Return the count of lines that mention "service", with no other words.

----- DATA FOR THIS TASK

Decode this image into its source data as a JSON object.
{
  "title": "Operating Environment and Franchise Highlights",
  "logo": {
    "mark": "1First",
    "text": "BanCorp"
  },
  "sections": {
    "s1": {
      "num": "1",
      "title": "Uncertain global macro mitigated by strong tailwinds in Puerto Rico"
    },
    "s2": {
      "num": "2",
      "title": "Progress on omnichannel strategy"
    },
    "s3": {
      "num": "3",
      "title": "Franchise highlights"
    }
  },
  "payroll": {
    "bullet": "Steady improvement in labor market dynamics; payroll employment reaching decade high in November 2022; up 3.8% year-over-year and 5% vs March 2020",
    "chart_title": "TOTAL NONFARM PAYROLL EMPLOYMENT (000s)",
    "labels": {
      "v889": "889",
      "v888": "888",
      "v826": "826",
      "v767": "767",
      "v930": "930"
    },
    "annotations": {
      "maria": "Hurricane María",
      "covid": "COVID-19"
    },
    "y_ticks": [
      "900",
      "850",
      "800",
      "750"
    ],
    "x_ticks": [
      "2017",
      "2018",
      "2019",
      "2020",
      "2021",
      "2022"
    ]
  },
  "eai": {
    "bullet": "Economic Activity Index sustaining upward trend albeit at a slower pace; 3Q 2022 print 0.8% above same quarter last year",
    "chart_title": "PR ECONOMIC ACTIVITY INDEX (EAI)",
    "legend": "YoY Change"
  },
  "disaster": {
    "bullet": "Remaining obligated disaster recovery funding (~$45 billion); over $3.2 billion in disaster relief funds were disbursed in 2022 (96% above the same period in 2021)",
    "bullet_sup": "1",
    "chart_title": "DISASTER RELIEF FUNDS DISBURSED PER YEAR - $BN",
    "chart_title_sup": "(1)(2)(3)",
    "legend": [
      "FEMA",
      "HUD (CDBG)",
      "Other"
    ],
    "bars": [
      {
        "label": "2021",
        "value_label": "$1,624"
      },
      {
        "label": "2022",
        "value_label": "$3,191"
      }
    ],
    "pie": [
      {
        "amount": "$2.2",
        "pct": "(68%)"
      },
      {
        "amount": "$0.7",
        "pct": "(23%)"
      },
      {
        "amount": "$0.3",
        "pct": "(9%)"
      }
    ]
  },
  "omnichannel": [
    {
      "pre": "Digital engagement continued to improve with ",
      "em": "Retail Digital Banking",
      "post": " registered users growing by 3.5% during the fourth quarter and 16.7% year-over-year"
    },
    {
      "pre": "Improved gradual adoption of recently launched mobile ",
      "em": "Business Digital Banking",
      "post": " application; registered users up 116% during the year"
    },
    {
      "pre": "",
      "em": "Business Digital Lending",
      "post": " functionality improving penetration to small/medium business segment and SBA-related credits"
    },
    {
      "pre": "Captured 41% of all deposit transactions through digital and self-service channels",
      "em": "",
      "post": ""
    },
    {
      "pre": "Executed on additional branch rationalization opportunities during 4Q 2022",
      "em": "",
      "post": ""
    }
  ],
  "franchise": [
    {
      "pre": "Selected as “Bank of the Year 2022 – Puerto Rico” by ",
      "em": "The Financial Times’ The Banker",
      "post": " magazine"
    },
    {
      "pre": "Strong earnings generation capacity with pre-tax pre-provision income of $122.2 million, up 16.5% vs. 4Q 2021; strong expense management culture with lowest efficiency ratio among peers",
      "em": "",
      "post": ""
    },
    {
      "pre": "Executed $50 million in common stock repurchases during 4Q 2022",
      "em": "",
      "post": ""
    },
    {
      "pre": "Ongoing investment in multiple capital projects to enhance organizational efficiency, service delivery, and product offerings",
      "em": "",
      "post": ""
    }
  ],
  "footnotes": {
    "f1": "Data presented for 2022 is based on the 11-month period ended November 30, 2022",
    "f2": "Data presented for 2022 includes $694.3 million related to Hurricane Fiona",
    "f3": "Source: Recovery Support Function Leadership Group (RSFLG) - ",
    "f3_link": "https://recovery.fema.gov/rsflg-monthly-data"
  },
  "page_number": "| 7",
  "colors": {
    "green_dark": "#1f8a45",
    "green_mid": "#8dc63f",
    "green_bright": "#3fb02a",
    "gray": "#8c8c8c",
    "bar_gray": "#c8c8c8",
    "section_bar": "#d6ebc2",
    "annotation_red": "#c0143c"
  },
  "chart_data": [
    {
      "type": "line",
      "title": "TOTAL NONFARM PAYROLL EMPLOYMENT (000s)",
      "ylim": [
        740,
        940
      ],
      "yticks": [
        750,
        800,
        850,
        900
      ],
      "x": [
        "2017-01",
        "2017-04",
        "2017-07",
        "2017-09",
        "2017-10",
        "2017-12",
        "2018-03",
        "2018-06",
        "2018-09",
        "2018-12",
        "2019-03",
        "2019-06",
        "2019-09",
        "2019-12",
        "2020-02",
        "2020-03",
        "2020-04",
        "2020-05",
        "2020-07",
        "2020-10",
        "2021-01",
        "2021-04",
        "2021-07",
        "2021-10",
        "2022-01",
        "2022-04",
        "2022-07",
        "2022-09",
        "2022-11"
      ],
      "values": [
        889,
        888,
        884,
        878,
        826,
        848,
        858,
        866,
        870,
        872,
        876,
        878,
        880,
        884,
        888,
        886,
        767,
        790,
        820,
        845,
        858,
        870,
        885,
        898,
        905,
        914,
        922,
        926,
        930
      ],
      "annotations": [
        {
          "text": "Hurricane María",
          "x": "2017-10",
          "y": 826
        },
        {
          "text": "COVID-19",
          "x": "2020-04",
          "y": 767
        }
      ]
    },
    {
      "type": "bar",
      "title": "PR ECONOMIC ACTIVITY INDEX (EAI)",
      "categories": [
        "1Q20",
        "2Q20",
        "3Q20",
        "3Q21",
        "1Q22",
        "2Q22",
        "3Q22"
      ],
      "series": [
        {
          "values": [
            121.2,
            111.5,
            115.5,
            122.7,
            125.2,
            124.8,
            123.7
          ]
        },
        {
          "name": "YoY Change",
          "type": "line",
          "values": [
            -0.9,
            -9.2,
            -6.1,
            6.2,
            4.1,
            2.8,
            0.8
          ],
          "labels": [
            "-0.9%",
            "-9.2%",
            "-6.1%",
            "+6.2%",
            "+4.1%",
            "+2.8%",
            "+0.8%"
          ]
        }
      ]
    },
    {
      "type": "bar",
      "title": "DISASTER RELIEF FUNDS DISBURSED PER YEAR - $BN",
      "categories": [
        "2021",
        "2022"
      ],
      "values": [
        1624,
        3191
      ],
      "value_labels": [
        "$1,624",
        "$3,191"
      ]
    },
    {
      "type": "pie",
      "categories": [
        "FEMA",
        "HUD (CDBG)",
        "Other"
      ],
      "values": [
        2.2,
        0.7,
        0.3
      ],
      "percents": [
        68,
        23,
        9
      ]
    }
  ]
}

----------

**EXERCISE SOLUTION:**
2